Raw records
"""

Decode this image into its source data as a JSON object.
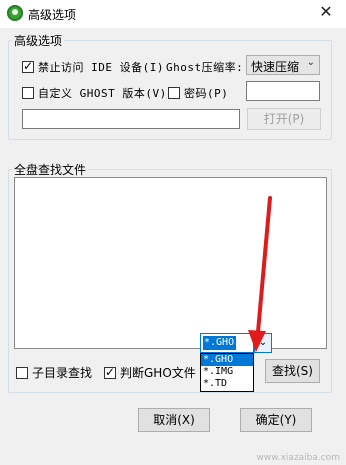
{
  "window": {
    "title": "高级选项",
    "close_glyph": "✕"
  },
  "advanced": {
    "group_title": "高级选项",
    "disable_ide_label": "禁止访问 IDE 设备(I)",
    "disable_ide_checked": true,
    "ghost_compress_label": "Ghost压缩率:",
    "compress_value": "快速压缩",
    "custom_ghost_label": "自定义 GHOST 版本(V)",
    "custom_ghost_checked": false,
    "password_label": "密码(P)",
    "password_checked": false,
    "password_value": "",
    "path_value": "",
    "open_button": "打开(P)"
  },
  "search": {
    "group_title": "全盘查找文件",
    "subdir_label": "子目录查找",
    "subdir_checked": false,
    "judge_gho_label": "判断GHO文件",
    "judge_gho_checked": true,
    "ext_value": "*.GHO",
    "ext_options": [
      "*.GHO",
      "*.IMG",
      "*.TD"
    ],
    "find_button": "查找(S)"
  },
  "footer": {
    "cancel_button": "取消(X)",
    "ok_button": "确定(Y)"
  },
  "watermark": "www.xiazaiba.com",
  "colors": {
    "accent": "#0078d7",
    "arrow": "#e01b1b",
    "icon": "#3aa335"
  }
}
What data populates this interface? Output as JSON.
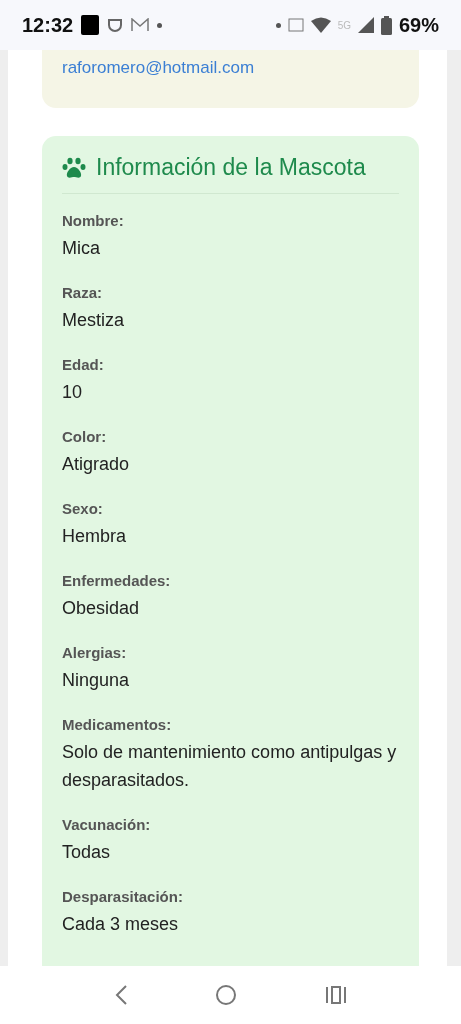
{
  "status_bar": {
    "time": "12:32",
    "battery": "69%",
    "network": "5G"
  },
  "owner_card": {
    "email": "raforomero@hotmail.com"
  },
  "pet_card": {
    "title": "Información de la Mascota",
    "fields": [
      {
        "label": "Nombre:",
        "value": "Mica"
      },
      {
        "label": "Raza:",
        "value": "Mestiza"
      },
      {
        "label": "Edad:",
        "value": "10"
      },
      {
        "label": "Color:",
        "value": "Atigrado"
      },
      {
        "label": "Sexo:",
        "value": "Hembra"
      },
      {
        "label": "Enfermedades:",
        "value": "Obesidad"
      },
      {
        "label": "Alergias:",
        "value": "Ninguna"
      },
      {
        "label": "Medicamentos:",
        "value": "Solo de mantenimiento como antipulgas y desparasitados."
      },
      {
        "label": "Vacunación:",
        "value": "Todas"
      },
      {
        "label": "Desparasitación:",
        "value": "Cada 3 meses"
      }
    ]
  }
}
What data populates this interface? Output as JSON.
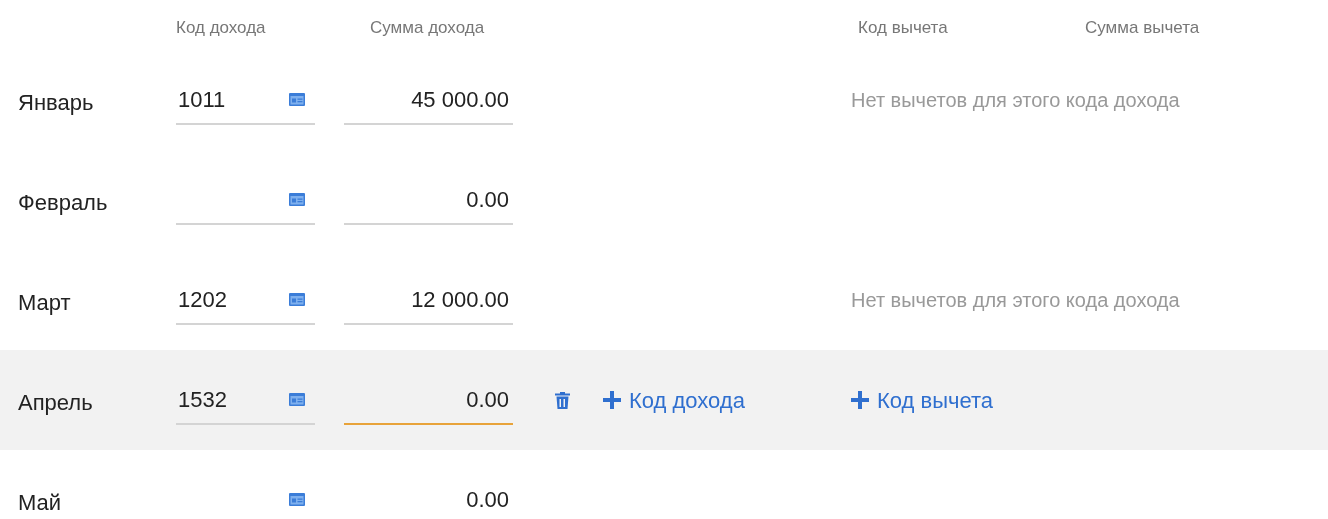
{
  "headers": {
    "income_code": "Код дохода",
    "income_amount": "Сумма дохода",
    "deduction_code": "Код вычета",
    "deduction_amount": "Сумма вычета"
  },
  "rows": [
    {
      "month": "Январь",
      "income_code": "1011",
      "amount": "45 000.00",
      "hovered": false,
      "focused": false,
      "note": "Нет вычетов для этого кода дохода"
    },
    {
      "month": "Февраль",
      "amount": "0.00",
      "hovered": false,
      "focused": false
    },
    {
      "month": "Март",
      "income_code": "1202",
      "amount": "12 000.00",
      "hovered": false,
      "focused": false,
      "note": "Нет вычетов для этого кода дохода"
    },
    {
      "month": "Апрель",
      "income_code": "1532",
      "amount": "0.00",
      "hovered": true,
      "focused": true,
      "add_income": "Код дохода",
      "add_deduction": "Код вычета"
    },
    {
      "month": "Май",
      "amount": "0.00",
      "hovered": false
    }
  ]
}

"""
"""

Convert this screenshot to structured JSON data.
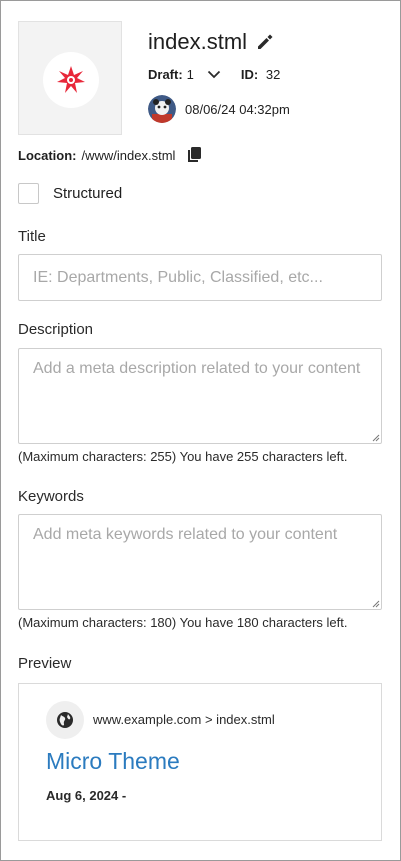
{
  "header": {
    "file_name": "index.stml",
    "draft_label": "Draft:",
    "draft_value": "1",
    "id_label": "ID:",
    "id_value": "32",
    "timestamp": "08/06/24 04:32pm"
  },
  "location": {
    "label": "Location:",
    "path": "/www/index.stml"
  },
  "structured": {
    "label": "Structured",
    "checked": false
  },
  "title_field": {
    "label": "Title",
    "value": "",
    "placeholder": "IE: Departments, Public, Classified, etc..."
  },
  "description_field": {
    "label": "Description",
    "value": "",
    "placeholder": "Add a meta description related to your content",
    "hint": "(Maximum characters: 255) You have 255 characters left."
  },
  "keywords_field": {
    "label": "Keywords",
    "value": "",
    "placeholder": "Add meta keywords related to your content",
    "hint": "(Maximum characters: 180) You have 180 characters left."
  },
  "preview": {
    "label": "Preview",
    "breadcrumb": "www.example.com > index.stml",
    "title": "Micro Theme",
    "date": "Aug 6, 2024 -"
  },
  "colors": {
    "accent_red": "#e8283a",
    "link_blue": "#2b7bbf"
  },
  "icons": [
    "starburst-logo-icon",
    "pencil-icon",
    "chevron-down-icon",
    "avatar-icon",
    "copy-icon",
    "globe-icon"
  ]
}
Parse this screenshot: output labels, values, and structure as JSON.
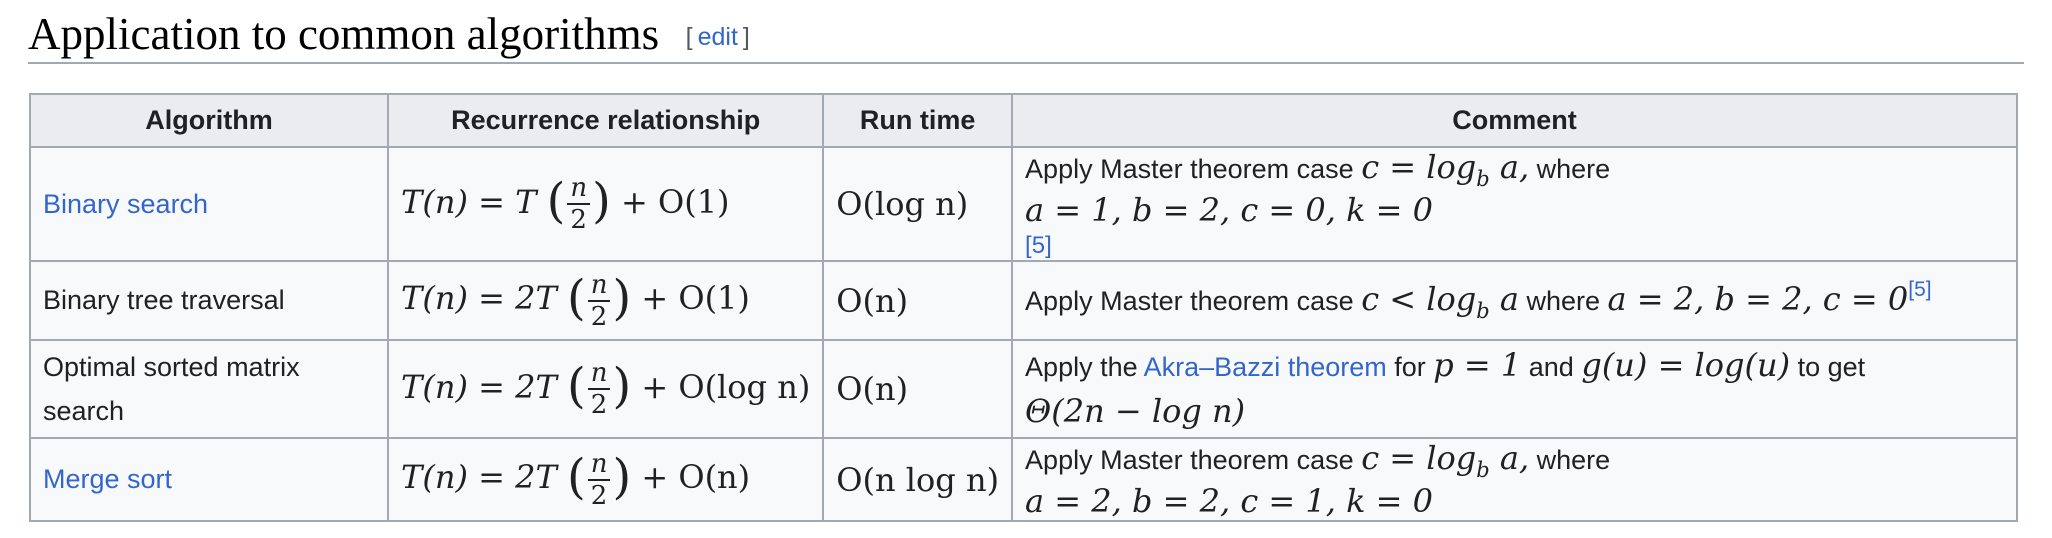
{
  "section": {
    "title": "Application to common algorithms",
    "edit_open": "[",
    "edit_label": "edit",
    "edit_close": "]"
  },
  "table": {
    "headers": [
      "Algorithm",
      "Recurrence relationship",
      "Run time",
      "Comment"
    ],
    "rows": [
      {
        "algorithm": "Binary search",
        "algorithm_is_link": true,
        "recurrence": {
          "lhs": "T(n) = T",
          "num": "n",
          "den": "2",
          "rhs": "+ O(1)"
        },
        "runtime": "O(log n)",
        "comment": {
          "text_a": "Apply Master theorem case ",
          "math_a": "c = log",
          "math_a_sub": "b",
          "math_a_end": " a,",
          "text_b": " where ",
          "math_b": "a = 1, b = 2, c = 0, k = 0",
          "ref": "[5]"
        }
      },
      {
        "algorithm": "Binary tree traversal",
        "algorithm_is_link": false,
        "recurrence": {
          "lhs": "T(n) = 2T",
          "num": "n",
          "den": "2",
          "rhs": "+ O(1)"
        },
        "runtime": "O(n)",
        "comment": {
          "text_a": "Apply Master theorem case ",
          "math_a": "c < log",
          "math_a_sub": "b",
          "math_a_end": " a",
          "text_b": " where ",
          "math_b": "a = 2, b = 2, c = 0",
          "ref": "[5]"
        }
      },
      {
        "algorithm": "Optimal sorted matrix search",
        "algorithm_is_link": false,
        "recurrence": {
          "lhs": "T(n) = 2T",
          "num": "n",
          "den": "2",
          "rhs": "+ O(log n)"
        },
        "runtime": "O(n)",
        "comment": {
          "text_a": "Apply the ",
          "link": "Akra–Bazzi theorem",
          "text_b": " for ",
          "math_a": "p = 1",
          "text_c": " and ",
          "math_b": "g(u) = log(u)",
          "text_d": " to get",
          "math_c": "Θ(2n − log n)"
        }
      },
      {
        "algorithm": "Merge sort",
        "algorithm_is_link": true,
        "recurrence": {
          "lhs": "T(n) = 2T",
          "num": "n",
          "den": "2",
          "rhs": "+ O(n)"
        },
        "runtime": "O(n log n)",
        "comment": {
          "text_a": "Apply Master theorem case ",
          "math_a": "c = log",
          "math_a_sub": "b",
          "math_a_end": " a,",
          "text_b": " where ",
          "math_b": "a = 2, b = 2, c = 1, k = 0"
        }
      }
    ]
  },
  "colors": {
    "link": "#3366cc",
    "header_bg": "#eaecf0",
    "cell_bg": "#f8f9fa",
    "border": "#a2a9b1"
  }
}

"""

**DIRECTIONS**: From the data above, copy each line where the string "have" appears.

**TASK RESULT**:
    "hint": "(Maximum characters: 255) You have 255 characters left."
    "hint": "(Maximum characters: 180) You have 180 characters left."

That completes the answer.